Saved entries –

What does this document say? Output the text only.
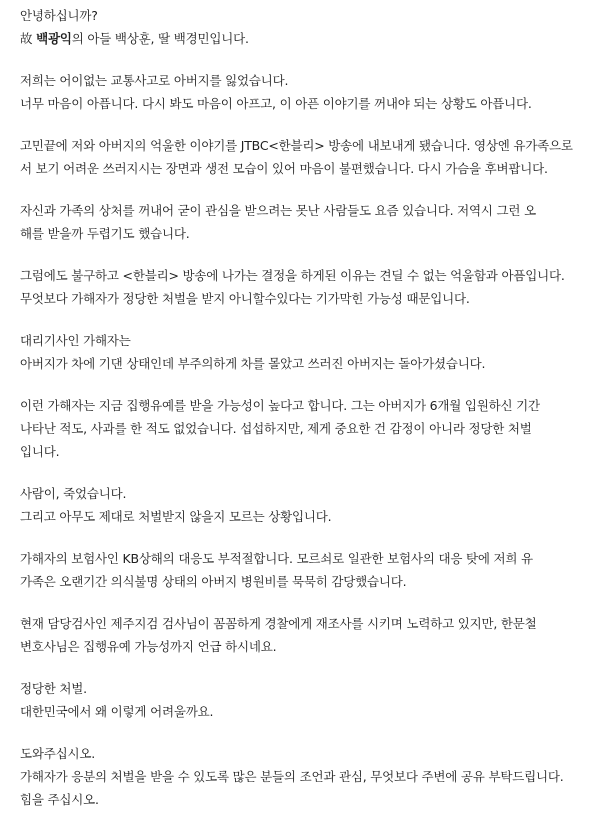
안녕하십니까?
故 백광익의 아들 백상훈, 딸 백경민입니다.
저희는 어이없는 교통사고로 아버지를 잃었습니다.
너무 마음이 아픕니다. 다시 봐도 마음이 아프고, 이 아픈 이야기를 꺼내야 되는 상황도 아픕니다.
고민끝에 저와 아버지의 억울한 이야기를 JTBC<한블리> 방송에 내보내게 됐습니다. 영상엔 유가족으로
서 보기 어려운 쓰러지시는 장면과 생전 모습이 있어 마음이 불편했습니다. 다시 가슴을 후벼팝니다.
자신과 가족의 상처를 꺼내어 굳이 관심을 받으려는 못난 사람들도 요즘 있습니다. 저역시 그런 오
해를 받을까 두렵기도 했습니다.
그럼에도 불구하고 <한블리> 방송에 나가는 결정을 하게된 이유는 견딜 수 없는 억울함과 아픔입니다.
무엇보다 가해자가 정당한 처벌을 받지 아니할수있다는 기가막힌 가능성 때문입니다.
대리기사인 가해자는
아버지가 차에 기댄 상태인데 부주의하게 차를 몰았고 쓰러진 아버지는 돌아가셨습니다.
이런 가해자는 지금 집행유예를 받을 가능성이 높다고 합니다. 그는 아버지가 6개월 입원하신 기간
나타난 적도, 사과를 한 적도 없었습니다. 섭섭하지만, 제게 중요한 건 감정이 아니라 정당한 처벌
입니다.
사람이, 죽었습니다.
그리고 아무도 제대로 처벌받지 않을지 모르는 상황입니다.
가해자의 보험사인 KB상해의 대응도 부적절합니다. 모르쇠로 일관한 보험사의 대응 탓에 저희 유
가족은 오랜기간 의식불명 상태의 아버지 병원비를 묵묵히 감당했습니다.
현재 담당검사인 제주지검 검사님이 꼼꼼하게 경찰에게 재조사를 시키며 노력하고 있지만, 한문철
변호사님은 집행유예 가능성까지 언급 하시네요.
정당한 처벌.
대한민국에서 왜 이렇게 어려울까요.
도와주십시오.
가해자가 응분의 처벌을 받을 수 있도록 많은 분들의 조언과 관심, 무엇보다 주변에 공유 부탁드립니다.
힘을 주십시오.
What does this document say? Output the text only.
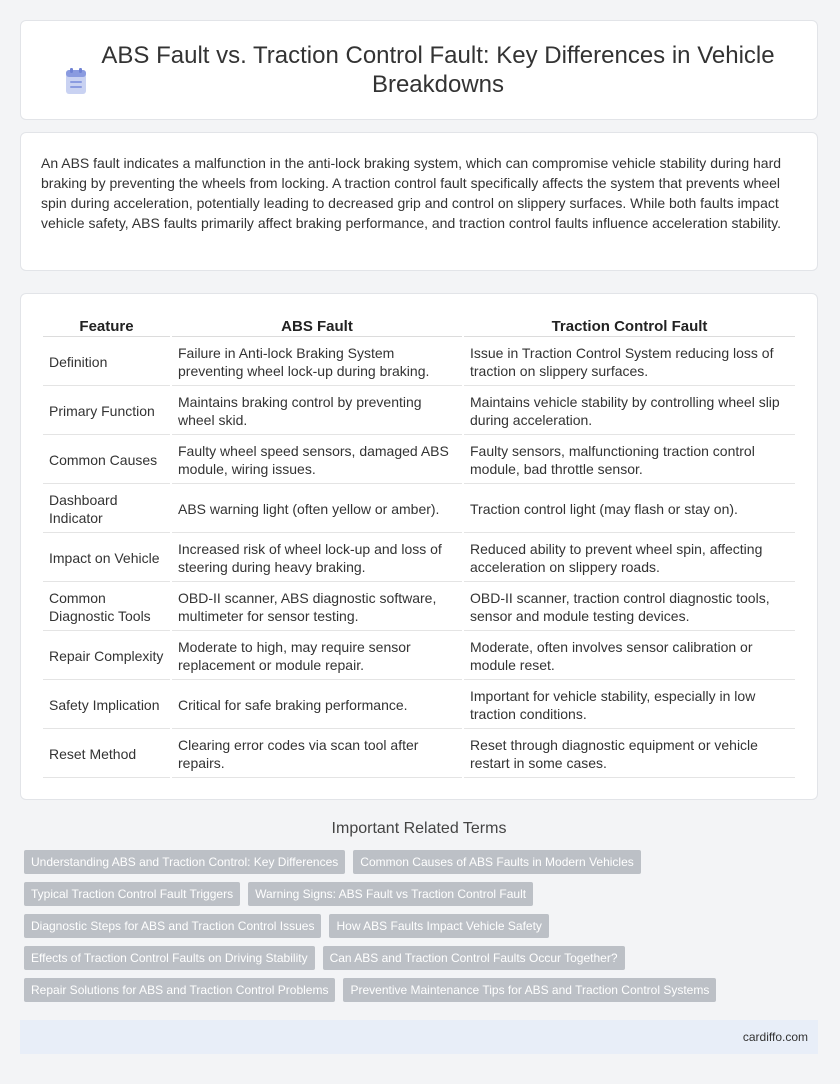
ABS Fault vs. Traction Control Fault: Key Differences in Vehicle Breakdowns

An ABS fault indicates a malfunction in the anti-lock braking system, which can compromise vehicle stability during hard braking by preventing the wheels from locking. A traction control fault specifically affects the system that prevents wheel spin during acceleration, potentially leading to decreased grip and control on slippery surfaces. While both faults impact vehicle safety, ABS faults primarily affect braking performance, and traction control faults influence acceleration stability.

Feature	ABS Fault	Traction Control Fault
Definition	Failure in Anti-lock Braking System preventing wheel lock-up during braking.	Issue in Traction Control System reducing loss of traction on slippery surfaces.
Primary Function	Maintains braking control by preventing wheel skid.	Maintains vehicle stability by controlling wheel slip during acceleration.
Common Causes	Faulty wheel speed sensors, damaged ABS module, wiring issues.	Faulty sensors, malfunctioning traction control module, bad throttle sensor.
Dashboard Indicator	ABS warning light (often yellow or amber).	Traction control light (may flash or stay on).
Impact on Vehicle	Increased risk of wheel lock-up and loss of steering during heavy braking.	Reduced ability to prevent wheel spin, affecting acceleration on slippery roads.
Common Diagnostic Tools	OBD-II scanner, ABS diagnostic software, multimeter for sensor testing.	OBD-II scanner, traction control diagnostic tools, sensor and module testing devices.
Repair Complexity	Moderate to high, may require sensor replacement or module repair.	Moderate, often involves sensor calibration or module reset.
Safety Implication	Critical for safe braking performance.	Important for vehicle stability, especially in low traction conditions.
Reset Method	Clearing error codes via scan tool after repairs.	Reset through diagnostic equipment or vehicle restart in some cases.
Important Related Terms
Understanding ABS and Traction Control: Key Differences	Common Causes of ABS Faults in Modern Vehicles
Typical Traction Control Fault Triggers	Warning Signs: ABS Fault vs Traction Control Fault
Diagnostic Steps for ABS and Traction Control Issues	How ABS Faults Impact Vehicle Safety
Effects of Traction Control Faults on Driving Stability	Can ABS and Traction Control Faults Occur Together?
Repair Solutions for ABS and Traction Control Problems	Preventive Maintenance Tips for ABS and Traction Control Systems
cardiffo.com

EXERCISE REQUIREMENTS – Gather each line holding the string "가해자가".

COMPLETE ANSWER –
무엇보다 가해자가 정당한 처벌을 받지 아니할수있다는 기가막힌 가능성 때문입니다.
가해자가 응분의 처벌을 받을 수 있도록 많은 분들의 조언과 관심, 무엇보다 주변에 공유 부탁드립니다.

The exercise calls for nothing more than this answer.